Exercise directions →
In the entries, find all lines that hold the word "responsable" and copy them.

(Saved entries)
------------------------------------------------------------
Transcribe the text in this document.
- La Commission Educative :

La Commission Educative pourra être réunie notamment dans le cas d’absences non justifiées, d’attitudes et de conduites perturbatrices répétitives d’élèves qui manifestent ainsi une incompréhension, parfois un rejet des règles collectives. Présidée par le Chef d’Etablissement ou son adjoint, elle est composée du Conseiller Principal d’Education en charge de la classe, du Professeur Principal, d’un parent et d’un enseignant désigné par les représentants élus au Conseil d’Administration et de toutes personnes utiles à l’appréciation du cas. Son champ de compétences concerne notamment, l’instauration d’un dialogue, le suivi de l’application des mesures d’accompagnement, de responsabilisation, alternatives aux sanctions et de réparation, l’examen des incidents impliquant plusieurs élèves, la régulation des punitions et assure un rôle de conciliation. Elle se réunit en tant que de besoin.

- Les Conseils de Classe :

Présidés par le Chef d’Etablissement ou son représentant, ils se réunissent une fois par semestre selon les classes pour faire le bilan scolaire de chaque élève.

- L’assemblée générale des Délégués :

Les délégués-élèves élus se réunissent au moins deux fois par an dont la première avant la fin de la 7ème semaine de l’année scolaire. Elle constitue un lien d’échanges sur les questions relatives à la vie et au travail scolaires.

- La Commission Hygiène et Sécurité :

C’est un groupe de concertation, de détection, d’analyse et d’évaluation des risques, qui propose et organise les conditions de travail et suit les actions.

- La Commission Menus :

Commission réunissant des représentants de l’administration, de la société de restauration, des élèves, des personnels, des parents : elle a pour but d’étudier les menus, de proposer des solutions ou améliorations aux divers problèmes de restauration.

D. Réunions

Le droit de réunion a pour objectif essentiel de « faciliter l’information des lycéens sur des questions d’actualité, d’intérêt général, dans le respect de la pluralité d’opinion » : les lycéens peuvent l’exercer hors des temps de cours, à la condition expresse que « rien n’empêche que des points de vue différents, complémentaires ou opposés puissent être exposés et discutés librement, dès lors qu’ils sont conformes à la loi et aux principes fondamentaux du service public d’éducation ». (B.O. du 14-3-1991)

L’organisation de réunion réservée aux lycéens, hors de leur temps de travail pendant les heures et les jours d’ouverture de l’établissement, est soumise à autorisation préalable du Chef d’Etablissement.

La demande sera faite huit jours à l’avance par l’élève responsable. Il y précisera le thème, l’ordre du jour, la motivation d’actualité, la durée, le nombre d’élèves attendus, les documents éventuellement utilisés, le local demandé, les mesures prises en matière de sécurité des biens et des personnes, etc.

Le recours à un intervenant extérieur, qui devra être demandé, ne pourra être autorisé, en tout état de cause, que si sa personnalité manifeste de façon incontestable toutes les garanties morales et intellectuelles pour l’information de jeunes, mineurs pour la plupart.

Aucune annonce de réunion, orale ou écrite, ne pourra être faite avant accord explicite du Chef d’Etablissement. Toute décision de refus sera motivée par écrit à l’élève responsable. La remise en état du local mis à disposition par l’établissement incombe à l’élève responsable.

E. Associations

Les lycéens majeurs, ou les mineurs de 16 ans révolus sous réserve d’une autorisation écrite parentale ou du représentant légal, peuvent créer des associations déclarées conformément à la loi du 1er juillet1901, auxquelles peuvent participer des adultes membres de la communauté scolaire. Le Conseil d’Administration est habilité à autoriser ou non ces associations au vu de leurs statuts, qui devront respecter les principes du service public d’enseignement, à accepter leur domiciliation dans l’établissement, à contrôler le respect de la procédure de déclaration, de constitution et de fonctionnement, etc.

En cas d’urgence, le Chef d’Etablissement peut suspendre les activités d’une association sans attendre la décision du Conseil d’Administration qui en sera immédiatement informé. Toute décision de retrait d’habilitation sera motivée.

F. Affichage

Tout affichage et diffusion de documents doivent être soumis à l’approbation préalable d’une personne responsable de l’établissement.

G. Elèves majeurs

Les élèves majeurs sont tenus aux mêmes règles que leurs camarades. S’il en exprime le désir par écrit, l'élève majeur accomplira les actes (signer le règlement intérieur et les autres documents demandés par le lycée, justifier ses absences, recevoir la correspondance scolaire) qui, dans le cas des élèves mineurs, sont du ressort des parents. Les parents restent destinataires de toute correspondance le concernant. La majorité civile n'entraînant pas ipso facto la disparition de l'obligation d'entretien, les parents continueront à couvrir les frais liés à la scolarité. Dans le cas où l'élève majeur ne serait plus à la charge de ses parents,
------------------------------------------------------------
Result →
La demande sera faite huit jours à l’avance par l’élève responsable. Il y précisera le thème, l’ordre du jour, la motivation d’actualité, la durée, le nombre d’élèves attendus, les documents éventuellement utilisés, le local demandé, les mesures prises en matière de sécurité des biens et des personnes, etc.
Aucune annonce de réunion, orale ou écrite, ne pourra être faite avant accord explicite du Chef d’Etablissement. Toute décision de refus sera motivée par écrit à l’élève responsable. La remise en état du local mis à disposition par l’établissement incombe à l’élève responsable.
Tout affichage et diffusion de documents doivent être soumis à l’approbation préalable d’une personne responsable de l’établissement.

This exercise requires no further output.